Dataset listings of figures:
(begin)

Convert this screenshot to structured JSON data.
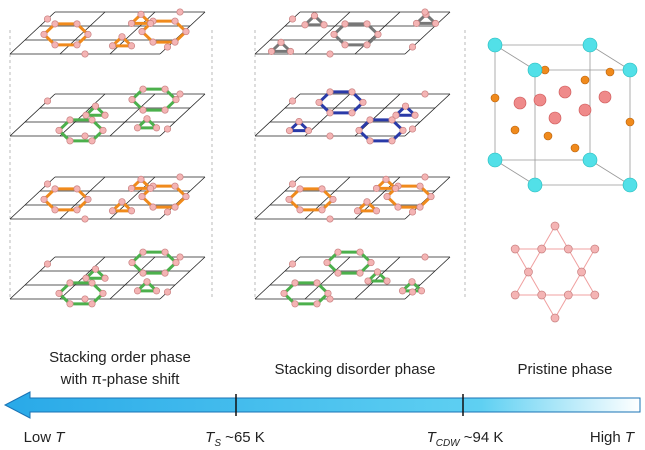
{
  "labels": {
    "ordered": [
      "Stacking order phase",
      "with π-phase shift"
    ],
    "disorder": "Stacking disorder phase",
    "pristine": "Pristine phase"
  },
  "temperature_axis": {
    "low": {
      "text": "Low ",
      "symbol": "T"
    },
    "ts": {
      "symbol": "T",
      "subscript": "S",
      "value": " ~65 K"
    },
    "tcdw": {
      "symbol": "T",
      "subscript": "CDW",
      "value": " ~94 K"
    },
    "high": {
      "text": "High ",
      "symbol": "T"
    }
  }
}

(end)

[Aim]: Pull out every line of the records that includes the string "phase".

[Solution for this exercise]:
      "Stacking order phase",
      "with π-phase shift"
    "disorder": "Stacking disorder phase",
    "pristine": "Pristine phase"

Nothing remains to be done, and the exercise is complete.